#### Records shown:
* * * *

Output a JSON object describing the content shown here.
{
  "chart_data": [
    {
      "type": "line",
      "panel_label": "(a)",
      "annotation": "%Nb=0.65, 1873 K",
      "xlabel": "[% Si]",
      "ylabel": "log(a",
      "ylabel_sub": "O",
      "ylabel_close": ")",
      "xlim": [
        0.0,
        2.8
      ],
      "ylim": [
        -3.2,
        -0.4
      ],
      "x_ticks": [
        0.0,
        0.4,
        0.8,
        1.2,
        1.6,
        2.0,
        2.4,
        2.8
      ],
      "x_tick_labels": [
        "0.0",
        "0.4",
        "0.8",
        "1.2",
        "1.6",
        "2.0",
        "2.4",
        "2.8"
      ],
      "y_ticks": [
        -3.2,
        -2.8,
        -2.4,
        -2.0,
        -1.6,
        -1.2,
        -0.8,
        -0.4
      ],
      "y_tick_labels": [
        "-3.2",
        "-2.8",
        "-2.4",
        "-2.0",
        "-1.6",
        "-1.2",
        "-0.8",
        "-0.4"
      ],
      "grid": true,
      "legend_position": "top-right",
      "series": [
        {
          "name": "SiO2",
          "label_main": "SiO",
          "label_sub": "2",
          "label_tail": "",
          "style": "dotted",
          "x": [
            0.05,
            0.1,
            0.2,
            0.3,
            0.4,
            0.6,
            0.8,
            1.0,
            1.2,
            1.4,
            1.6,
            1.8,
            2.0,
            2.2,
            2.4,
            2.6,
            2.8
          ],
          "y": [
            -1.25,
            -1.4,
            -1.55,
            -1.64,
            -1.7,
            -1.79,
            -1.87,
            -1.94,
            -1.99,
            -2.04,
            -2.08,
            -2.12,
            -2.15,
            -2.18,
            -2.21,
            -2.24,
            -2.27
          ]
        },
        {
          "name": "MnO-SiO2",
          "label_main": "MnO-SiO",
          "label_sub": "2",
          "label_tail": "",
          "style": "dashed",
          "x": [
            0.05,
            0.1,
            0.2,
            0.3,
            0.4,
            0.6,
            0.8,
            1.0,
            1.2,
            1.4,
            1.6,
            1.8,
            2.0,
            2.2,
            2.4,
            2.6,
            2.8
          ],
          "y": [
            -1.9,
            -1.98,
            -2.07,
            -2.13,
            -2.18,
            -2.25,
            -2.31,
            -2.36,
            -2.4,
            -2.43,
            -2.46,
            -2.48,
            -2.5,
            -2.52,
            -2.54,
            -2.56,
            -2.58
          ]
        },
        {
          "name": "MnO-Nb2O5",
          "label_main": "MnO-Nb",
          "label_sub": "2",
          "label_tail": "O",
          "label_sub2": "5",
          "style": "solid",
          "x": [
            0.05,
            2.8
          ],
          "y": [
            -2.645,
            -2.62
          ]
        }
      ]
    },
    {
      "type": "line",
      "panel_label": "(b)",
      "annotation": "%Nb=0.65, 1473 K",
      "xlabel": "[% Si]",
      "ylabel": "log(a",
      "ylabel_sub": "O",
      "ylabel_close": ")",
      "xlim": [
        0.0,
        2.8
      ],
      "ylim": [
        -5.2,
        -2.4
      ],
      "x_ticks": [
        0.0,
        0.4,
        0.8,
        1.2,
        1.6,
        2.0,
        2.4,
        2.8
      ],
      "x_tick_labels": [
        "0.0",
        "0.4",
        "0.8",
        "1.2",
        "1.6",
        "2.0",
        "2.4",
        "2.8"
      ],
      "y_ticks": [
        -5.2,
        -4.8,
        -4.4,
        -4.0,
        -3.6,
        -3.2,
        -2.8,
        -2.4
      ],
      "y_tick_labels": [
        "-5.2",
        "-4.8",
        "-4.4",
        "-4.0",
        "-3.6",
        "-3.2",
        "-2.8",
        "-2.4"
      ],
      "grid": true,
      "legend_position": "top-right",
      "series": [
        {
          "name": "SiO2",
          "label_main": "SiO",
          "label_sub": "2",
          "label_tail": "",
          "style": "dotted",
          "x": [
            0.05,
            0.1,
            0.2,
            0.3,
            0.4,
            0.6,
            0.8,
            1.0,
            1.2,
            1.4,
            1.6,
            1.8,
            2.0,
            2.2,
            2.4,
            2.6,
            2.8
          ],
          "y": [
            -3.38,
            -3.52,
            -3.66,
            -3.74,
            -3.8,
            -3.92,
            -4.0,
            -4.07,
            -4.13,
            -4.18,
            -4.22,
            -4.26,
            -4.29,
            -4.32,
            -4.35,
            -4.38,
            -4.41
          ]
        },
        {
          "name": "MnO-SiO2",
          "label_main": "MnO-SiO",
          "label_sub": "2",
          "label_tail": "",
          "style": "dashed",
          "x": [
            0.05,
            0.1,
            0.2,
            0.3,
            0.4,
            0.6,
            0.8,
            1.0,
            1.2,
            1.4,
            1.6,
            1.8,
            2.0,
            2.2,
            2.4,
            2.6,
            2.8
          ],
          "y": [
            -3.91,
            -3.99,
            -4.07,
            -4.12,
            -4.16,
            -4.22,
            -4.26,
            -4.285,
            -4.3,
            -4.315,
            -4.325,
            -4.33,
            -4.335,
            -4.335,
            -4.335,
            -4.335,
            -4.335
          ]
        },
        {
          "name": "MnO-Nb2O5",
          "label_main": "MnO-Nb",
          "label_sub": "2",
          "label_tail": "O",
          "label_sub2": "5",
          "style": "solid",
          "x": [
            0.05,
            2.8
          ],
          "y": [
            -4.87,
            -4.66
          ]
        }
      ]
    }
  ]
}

* * * *

#### What you will do:
Print out every entry, keeping each one exact.

#### Result of this task:
Output a JSON object describing the content shown here.
{
  "chart_data": [
    {
      "type": "line",
      "panel_label": "(a)",
      "annotation": "%Nb=0.65, 1873 K",
      "xlabel": "[% Si]",
      "ylabel": "log(a",
      "ylabel_sub": "O",
      "ylabel_close": ")",
      "xlim": [
        0.0,
        2.8
      ],
      "ylim": [
        -3.2,
        -0.4
      ],
      "x_ticks": [
        0.0,
        0.4,
        0.8,
        1.2,
        1.6,
        2.0,
        2.4,
        2.8
      ],
      "x_tick_labels": [
        "0.0",
        "0.4",
        "0.8",
        "1.2",
        "1.6",
        "2.0",
        "2.4",
        "2.8"
      ],
      "y_ticks": [
        -3.2,
        -2.8,
        -2.4,
        -2.0,
        -1.6,
        -1.2,
        -0.8,
        -0.4
      ],
      "y_tick_labels": [
        "-3.2",
        "-2.8",
        "-2.4",
        "-2.0",
        "-1.6",
        "-1.2",
        "-0.8",
        "-0.4"
      ],
      "grid": true,
      "legend_position": "top-right",
      "series": [
        {
          "name": "SiO2",
          "label_main": "SiO",
          "label_sub": "2",
          "label_tail": "",
          "style": "dotted",
          "x": [
            0.05,
            0.1,
            0.2,
            0.3,
            0.4,
            0.6,
            0.8,
            1.0,
            1.2,
            1.4,
            1.6,
            1.8,
            2.0,
            2.2,
            2.4,
            2.6,
            2.8
          ],
          "y": [
            -1.25,
            -1.4,
            -1.55,
            -1.64,
            -1.7,
            -1.79,
            -1.87,
            -1.94,
            -1.99,
            -2.04,
            -2.08,
            -2.12,
            -2.15,
            -2.18,
            -2.21,
            -2.24,
            -2.27
          ]
        },
        {
          "name": "MnO-SiO2",
          "label_main": "MnO-SiO",
          "label_sub": "2",
          "label_tail": "",
          "style": "dashed",
          "x": [
            0.05,
            0.1,
            0.2,
            0.3,
            0.4,
            0.6,
            0.8,
            1.0,
            1.2,
            1.4,
            1.6,
            1.8,
            2.0,
            2.2,
            2.4,
            2.6,
            2.8
          ],
          "y": [
            -1.9,
            -1.98,
            -2.07,
            -2.13,
            -2.18,
            -2.25,
            -2.31,
            -2.36,
            -2.4,
            -2.43,
            -2.46,
            -2.48,
            -2.5,
            -2.52,
            -2.54,
            -2.56,
            -2.58
          ]
        },
        {
          "name": "MnO-Nb2O5",
          "label_main": "MnO-Nb",
          "label_sub": "2",
          "label_tail": "O",
          "label_sub2": "5",
          "style": "solid",
          "x": [
            0.05,
            2.8
          ],
          "y": [
            -2.645,
            -2.62
          ]
        }
      ]
    },
    {
      "type": "line",
      "panel_label": "(b)",
      "annotation": "%Nb=0.65, 1473 K",
      "xlabel": "[% Si]",
      "ylabel": "log(a",
      "ylabel_sub": "O",
      "ylabel_close": ")",
      "xlim": [
        0.0,
        2.8
      ],
      "ylim": [
        -5.2,
        -2.4
      ],
      "x_ticks": [
        0.0,
        0.4,
        0.8,
        1.2,
        1.6,
        2.0,
        2.4,
        2.8
      ],
      "x_tick_labels": [
        "0.0",
        "0.4",
        "0.8",
        "1.2",
        "1.6",
        "2.0",
        "2.4",
        "2.8"
      ],
      "y_ticks": [
        -5.2,
        -4.8,
        -4.4,
        -4.0,
        -3.6,
        -3.2,
        -2.8,
        -2.4
      ],
      "y_tick_labels": [
        "-5.2",
        "-4.8",
        "-4.4",
        "-4.0",
        "-3.6",
        "-3.2",
        "-2.8",
        "-2.4"
      ],
      "grid": true,
      "legend_position": "top-right",
      "series": [
        {
          "name": "SiO2",
          "label_main": "SiO",
          "label_sub": "2",
          "label_tail": "",
          "style": "dotted",
          "x": [
            0.05,
            0.1,
            0.2,
            0.3,
            0.4,
            0.6,
            0.8,
            1.0,
            1.2,
            1.4,
            1.6,
            1.8,
            2.0,
            2.2,
            2.4,
            2.6,
            2.8
          ],
          "y": [
            -3.38,
            -3.52,
            -3.66,
            -3.74,
            -3.8,
            -3.92,
            -4.0,
            -4.07,
            -4.13,
            -4.18,
            -4.22,
            -4.26,
            -4.29,
            -4.32,
            -4.35,
            -4.38,
            -4.41
          ]
        },
        {
          "name": "MnO-SiO2",
          "label_main": "MnO-SiO",
          "label_sub": "2",
          "label_tail": "",
          "style": "dashed",
          "x": [
            0.05,
            0.1,
            0.2,
            0.3,
            0.4,
            0.6,
            0.8,
            1.0,
            1.2,
            1.4,
            1.6,
            1.8,
            2.0,
            2.2,
            2.4,
            2.6,
            2.8
          ],
          "y": [
            -3.91,
            -3.99,
            -4.07,
            -4.12,
            -4.16,
            -4.22,
            -4.26,
            -4.285,
            -4.3,
            -4.315,
            -4.325,
            -4.33,
            -4.335,
            -4.335,
            -4.335,
            -4.335,
            -4.335
          ]
        },
        {
          "name": "MnO-Nb2O5",
          "label_main": "MnO-Nb",
          "label_sub": "2",
          "label_tail": "O",
          "label_sub2": "5",
          "style": "solid",
          "x": [
            0.05,
            2.8
          ],
          "y": [
            -4.87,
            -4.66
          ]
        }
      ]
    }
  ]
}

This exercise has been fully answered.